OBJECTIVE:
Your task is to transcribe all of the data below exactly, omitting the images.

SOURCE MATERIAL:
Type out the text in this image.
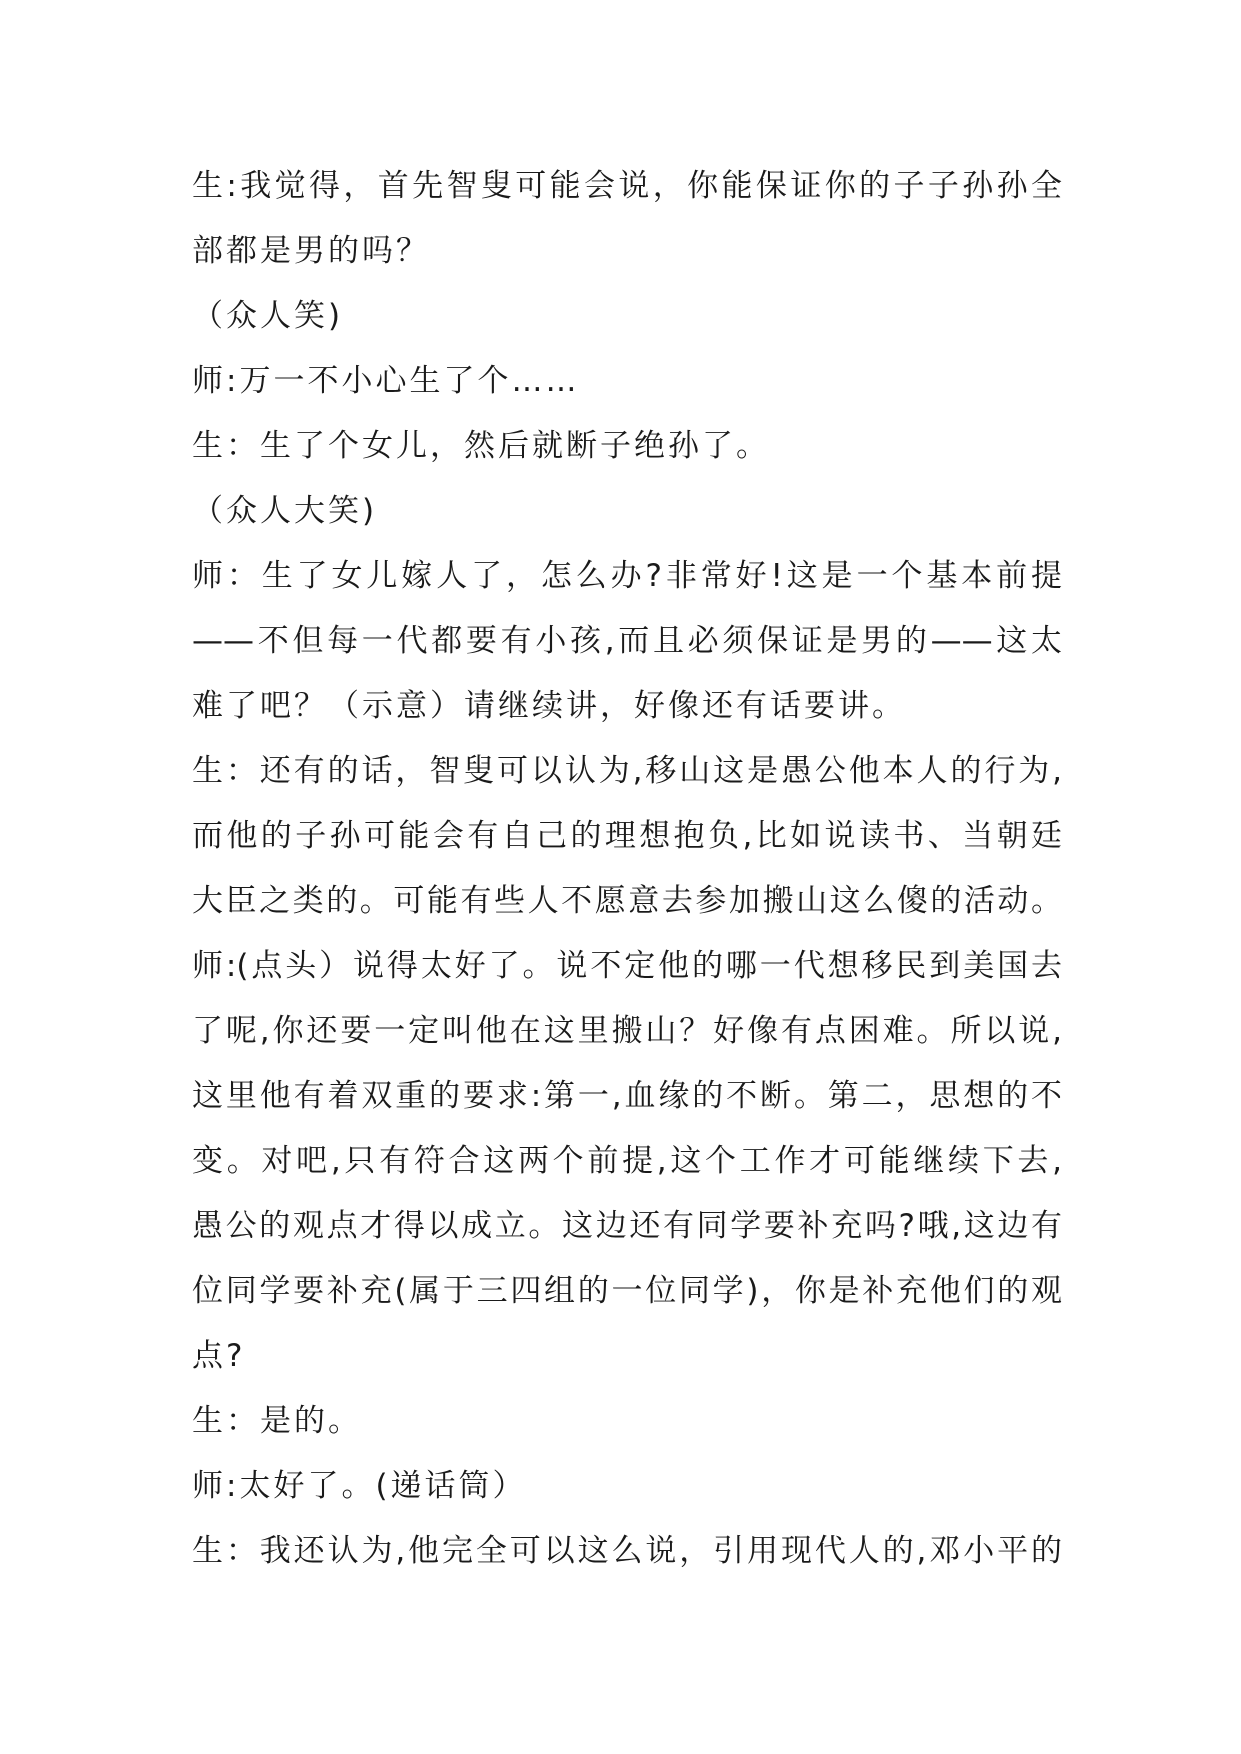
生:我觉得，首先智叟可能会说，你能保证你的子子孙孙全
部都是男的吗？
（众人笑)
师:万一不小心生了个……
生：生了个女儿，然后就断子绝孙了。
（众人大笑)
师：生了女儿嫁人了，怎么办?非常好!这是一个基本前提
——不但每一代都要有小孩,而且必须保证是男的——这太
难了吧？（示意）请继续讲，好像还有话要讲。
生：还有的话，智叟可以认为,移山这是愚公他本人的行为,
而他的子孙可能会有自己的理想抱负,比如说读书、当朝廷
大臣之类的。可能有些人不愿意去参加搬山这么傻的活动。
师:(点头）说得太好了。说不定他的哪一代想移民到美国去
了呢,你还要一定叫他在这里搬山？好像有点困难。所以说,
这里他有着双重的要求:第一,血缘的不断。第二，思想的不
变。对吧,只有符合这两个前提,这个工作才可能继续下去,
愚公的观点才得以成立。这边还有同学要补充吗?哦,这边有
位同学要补充(属于三四组的一位同学)，你是补充他们的观
点?
生：是的。
师:太好了。(递话筒）
生：我还认为,他完全可以这么说，引用现代人的,邓小平的
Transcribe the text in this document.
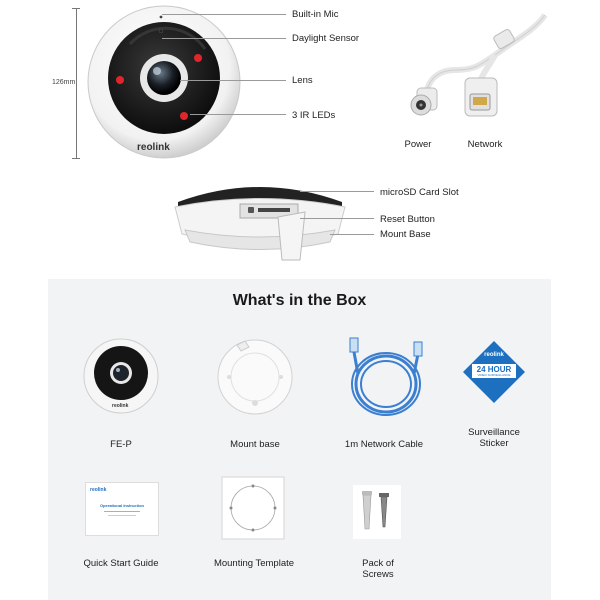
126mm
reolink
Built-in Mic
Daylight Sensor
Lens
3 IR LEDs
Power	Network
microSD Card Slot
Reset Button
Mount Base
What's in the Box
reolink
FE-P	Mount base	1m Network Cable
reolink
24 HOUR
VIDEO SURVEILLANCE
Surveillance
Sticker
reolink
Operational Instruction
Quick Start Guide	Mounting Template	Pack of
Screws
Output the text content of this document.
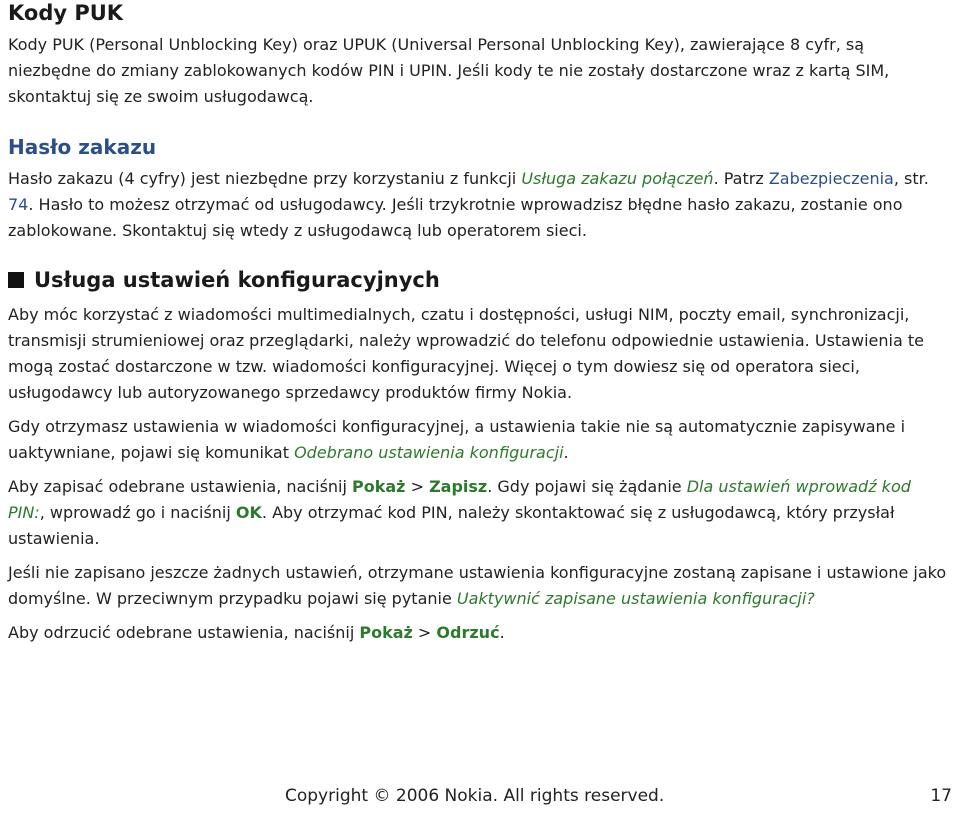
Kody PUK

Kody PUK (Personal Unblocking Key) oraz UPUK (Universal Personal Unblocking Key), zawierające 8 cyfr, są niezbędne do zmiany zablokowanych kodów PIN i UPIN. Jeśli kody te nie zostały dostarczone wraz z kartą SIM, skontaktuj się ze swoim usługodawcą.

Hasło zakazu

Hasło zakazu (4 cyfry) jest niezbędne przy korzystaniu z funkcji Usługa zakazu połączeń. Patrz Zabezpieczenia, str. 74. Hasło to możesz otrzymać od usługodawcy. Jeśli trzykrotnie wprowadzisz błędne hasło zakazu, zostanie ono zablokowane. Skontaktuj się wtedy z usługodawcą lub operatorem sieci.

Usługa ustawień konfiguracyjnych

Aby móc korzystać z wiadomości multimedialnych, czatu i dostępności, usługi NIM, poczty email, synchronizacji, transmisji strumieniowej oraz przeglądarki, należy wprowadzić do telefonu odpowiednie ustawienia. Ustawienia te mogą zostać dostarczone w tzw. wiadomości konfiguracyjnej. Więcej o tym dowiesz się od operatora sieci, usługodawcy lub autoryzowanego sprzedawcy produktów firmy Nokia.

Gdy otrzymasz ustawienia w wiadomości konfiguracyjnej, a ustawienia takie nie są automatycznie zapisywane i uaktywniane, pojawi się komunikat Odebrano ustawienia konfiguracji.

Aby zapisać odebrane ustawienia, naciśnij Pokaż > Zapisz. Gdy pojawi się żądanie Dla ustawień wprowadź kod PIN:, wprowadź go i naciśnij OK. Aby otrzymać kod PIN, należy skontaktować się z usługodawcą, który przysłał ustawienia.

Jeśli nie zapisano jeszcze żadnych ustawień, otrzymane ustawienia konfiguracyjne zostaną zapisane i ustawione jako domyślne. W przeciwnym przypadku pojawi się pytanie Uaktywnić zapisane ustawienia konfiguracji?

Aby odrzucić odebrane ustawienia, naciśnij Pokaż > Odrzuć.

Copyright © 2006 Nokia. All rights reserved.	17
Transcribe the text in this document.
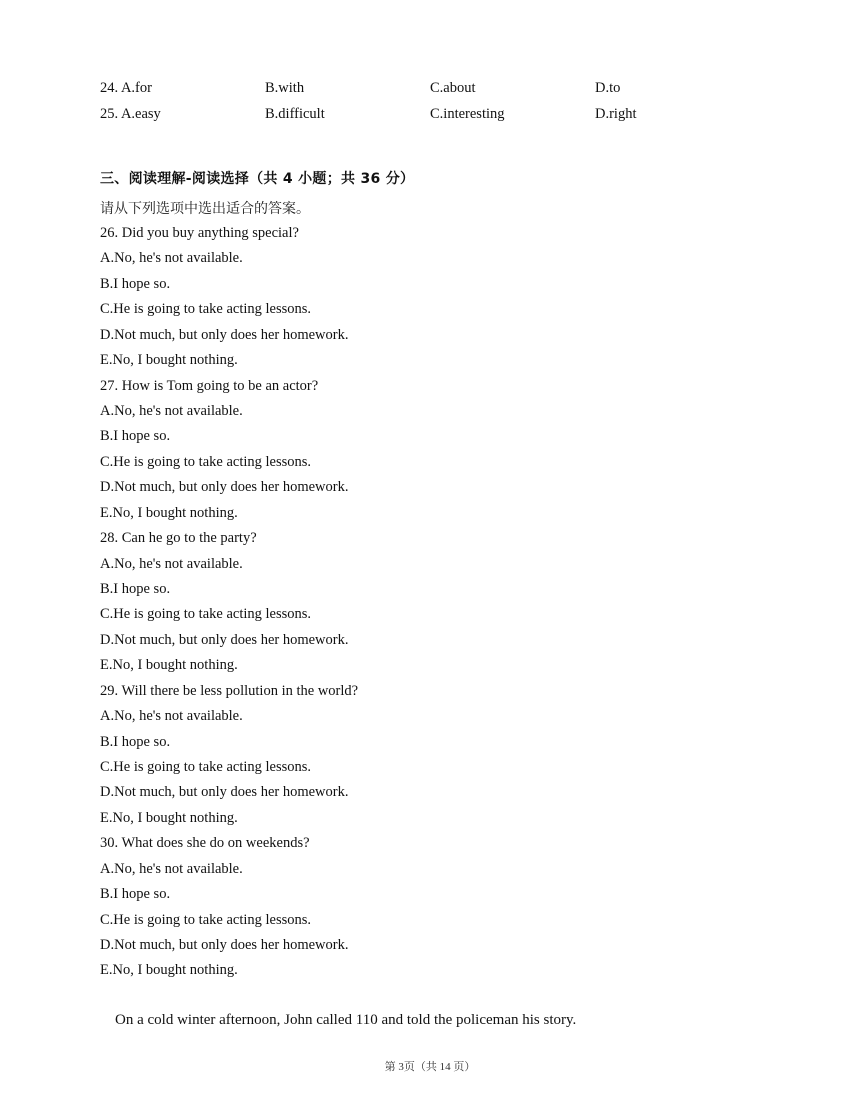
24. A.for	B.with	C.about	D.to
25. A.easy	B.difficult	C.interesting	D.right
三、阅读理解-阅读选择（共 4 小题；共 36 分）
请从下列选项中选出适合的答案。
26. Did you buy anything special?
A.No, he's not available.
B.I hope so.
C.He is going to take acting lessons.
D.Not much, but only does her homework.
E.No, I bought nothing.
27. How is Tom going to be an actor?
A.No, he's not available.
B.I hope so.
C.He is going to take acting lessons.
D.Not much, but only does her homework.
E.No, I bought nothing.
28. Can he go to the party?
A.No, he's not available.
B.I hope so.
C.He is going to take acting lessons.
D.Not much, but only does her homework.
E.No, I bought nothing.
29. Will there be less pollution in the world?
A.No, he's not available.
B.I hope so.
C.He is going to take acting lessons.
D.Not much, but only does her homework.
E.No, I bought nothing.
30. What does she do on weekends?
A.No, he's not available.
B.I hope so.
C.He is going to take acting lessons.
D.Not much, but only does her homework.
E.No, I bought nothing.
On a cold winter afternoon, John called 110 and told the policeman his story.
第 3页（共 14 页）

FINISHED TASK:
Type out the text in this image.
生:我觉得，首先智叟可能会说，你能保证你的子子孙孙全
部都是男的吗？
（众人笑)
师:万一不小心生了个……
生：生了个女儿，然后就断子绝孙了。
（众人大笑)
师：生了女儿嫁人了，怎么办?非常好!这是一个基本前提
——不但每一代都要有小孩,而且必须保证是男的——这太
难了吧？（示意）请继续讲，好像还有话要讲。
生：还有的话，智叟可以认为,移山这是愚公他本人的行为,
而他的子孙可能会有自己的理想抱负,比如说读书、当朝廷
大臣之类的。可能有些人不愿意去参加搬山这么傻的活动。
师:(点头）说得太好了。说不定他的哪一代想移民到美国去
了呢,你还要一定叫他在这里搬山？好像有点困难。所以说,
这里他有着双重的要求:第一,血缘的不断。第二，思想的不
变。对吧,只有符合这两个前提,这个工作才可能继续下去,
愚公的观点才得以成立。这边还有同学要补充吗?哦,这边有
位同学要补充(属于三四组的一位同学)，你是补充他们的观
点?
生：是的。
师:太好了。(递话筒）
生：我还认为,他完全可以这么说，引用现代人的,邓小平的
Transcribe the text in this document.
126mm
reolink
Built-in Mic
Daylight Sensor
Lens
3 IR LEDs
Power	Network
microSD Card Slot
Reset Button
Mount Base
What's in the Box
reolink
FE-P	Mount base	1m Network Cable
reolink
24 HOUR
VIDEO SURVEILLANCE
Surveillance
Sticker
reolink
Operational Instruction
Quick Start Guide	Mounting Template	Pack of
Screws
Output the text content of this document.
Kody PUK

Kody PUK (Personal Unblocking Key) oraz UPUK (Universal Personal Unblocking Key), zawierające 8 cyfr, są niezbędne do zmiany zablokowanych kodów PIN i UPIN. Jeśli kody te nie zostały dostarczone wraz z kartą SIM, skontaktuj się ze swoim usługodawcą.

Hasło zakazu

Hasło zakazu (4 cyfry) jest niezbędne przy korzystaniu z funkcji Usługa zakazu połączeń. Patrz Zabezpieczenia, str. 74. Hasło to możesz otrzymać od usługodawcy. Jeśli trzykrotnie wprowadzisz błędne hasło zakazu, zostanie ono zablokowane. Skontaktuj się wtedy z usługodawcą lub operatorem sieci.

Usługa ustawień konfiguracyjnych

Aby móc korzystać z wiadomości multimedialnych, czatu i dostępności, usługi NIM, poczty email, synchronizacji, transmisji strumieniowej oraz przeglądarki, należy wprowadzić do telefonu odpowiednie ustawienia. Ustawienia te mogą zostać dostarczone w tzw. wiadomości konfiguracyjnej. Więcej o tym dowiesz się od operatora sieci, usługodawcy lub autoryzowanego sprzedawcy produktów firmy Nokia.

Gdy otrzymasz ustawienia w wiadomości konfiguracyjnej, a ustawienia takie nie są automatycznie zapisywane i uaktywniane, pojawi się komunikat Odebrano ustawienia konfiguracji.

Aby zapisać odebrane ustawienia, naciśnij Pokaż > Zapisz. Gdy pojawi się żądanie Dla ustawień wprowadź kod PIN:, wprowadź go i naciśnij OK. Aby otrzymać kod PIN, należy skontaktować się z usługodawcą, który przysłał ustawienia.

Jeśli nie zapisano jeszcze żadnych ustawień, otrzymane ustawienia konfiguracyjne zostaną zapisane i ustawione jako domyślne. W przeciwnym przypadku pojawi się pytanie Uaktywnić zapisane ustawienia konfiguracji?

Aby odrzucić odebrane ustawienia, naciśnij Pokaż > Odrzuć.

Copyright © 2006 Nokia. All rights reserved.	17
Transcribe the text in this document.
24. A.for	B.with	C.about	D.to
25. A.easy	B.difficult	C.interesting	D.right
三、阅读理解-阅读选择（共 4 小题；共 36 分）
请从下列选项中选出适合的答案。
26. Did you buy anything special?
A.No, he's not available.
B.I hope so.
C.He is going to take acting lessons.
D.Not much, but only does her homework.
E.No, I bought nothing.
27. How is Tom going to be an actor?
A.No, he's not available.
B.I hope so.
C.He is going to take acting lessons.
D.Not much, but only does her homework.
E.No, I bought nothing.
28. Can he go to the party?
A.No, he's not available.
B.I hope so.
C.He is going to take acting lessons.
D.Not much, but only does her homework.
E.No, I bought nothing.
29. Will there be less pollution in the world?
A.No, he's not available.
B.I hope so.
C.He is going to take acting lessons.
D.Not much, but only does her homework.
E.No, I bought nothing.
30. What does she do on weekends?
A.No, he's not available.
B.I hope so.
C.He is going to take acting lessons.
D.Not much, but only does her homework.
E.No, I bought nothing.
On a cold winter afternoon, John called 110 and told the policeman his story.
第 3页（共 14 页）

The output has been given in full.